▶ Source data

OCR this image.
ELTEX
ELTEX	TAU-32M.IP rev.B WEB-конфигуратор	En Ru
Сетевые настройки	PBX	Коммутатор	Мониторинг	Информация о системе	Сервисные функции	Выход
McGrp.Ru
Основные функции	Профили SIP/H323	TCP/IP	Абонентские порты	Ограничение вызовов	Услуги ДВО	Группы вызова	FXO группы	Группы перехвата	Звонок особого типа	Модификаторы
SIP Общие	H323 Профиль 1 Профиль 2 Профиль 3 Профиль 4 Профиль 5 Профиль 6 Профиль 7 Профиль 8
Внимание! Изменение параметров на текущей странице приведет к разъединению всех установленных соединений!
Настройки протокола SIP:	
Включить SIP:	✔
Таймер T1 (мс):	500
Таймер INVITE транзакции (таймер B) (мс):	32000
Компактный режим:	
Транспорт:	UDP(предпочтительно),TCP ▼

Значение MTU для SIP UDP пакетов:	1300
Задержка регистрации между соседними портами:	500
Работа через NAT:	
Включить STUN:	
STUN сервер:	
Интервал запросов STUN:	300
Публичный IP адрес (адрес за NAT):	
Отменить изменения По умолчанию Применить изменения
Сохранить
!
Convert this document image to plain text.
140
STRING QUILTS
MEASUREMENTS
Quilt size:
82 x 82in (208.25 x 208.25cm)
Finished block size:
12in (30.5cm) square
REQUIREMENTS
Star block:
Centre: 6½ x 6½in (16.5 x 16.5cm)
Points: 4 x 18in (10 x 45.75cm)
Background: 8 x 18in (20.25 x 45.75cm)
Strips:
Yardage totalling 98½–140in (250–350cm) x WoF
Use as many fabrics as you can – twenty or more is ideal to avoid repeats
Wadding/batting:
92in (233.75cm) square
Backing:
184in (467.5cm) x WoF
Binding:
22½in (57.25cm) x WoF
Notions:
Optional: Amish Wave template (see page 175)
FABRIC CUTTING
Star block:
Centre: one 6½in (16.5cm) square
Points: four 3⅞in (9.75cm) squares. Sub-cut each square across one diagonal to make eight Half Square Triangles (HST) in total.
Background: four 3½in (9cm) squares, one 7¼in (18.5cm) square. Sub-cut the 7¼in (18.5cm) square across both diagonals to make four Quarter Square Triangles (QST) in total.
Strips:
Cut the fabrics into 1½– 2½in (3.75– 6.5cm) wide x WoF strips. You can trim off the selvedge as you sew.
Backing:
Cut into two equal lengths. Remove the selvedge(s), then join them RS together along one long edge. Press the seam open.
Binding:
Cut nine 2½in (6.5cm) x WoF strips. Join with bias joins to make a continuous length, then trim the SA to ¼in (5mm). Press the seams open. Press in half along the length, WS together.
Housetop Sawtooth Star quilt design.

▶ Your objective
Using the listing above, please repeat every entry exactly.

▶ Final result
OCR this image.
ELTEX
ELTEX	TAU-32M.IP rev.B WEB-конфигуратор	En Ru
Сетевые настройки	PBX	Коммутатор	Мониторинг	Информация о системе	Сервисные функции	Выход
McGrp.Ru
Основные функции	Профили SIP/H323	TCP/IP	Абонентские порты	Ограничение вызовов	Услуги ДВО	Группы вызова	FXO группы	Группы перехвата	Звонок особого типа	Модификаторы
SIP Общие	H323 Профиль 1 Профиль 2 Профиль 3 Профиль 4 Профиль 5 Профиль 6 Профиль 7 Профиль 8
Внимание! Изменение параметров на текущей странице приведет к разъединению всех установленных соединений!
Настройки протокола SIP:	
Включить SIP:	✔
Таймер T1 (мс):	500
Таймер INVITE транзакции (таймер B) (мс):	32000
Компактный режим:	
Транспорт:	UDP(предпочтительно),TCP ▼

Значение MTU для SIP UDP пакетов:	1300
Задержка регистрации между соседними портами:	500
Работа через NAT:	
Включить STUN:	
STUN сервер:	
Интервал запросов STUN:	300
Публичный IP адрес (адрес за NAT):	
Отменить изменения По умолчанию Применить изменения
Сохранить
!
Convert this document image to plain text.
140
STRING QUILTS
MEASUREMENTS
Quilt size:
82 x 82in (208.25 x 208.25cm)
Finished block size:
12in (30.5cm) square
REQUIREMENTS
Star block:
Centre: 6½ x 6½in (16.5 x 16.5cm)
Points: 4 x 18in (10 x 45.75cm)
Background: 8 x 18in (20.25 x 45.75cm)
Strips:
Yardage totalling 98½–140in (250–350cm) x WoF
Use as many fabrics as you can – twenty or more is ideal to avoid repeats
Wadding/batting:
92in (233.75cm) square
Backing:
184in (467.5cm) x WoF
Binding:
22½in (57.25cm) x WoF
Notions:
Optional: Amish Wave template (see page 175)
FABRIC CUTTING
Star block:
Centre: one 6½in (16.5cm) square
Points: four 3⅞in (9.75cm) squares. Sub-cut each square across one diagonal to make eight Half Square Triangles (HST) in total.
Background: four 3½in (9cm) squares, one 7¼in (18.5cm) square. Sub-cut the 7¼in (18.5cm) square across both diagonals to make four Quarter Square Triangles (QST) in total.
Strips:
Cut the fabrics into 1½– 2½in (3.75– 6.5cm) wide x WoF strips. You can trim off the selvedge as you sew.
Backing:
Cut into two equal lengths. Remove the selvedge(s), then join them RS together along one long edge. Press the seam open.
Binding:
Cut nine 2½in (6.5cm) x WoF strips. Join with bias joins to make a continuous length, then trim the SA to ¼in (5mm). Press the seams open. Press in half along the length, WS together.
Housetop Sawtooth Star quilt design.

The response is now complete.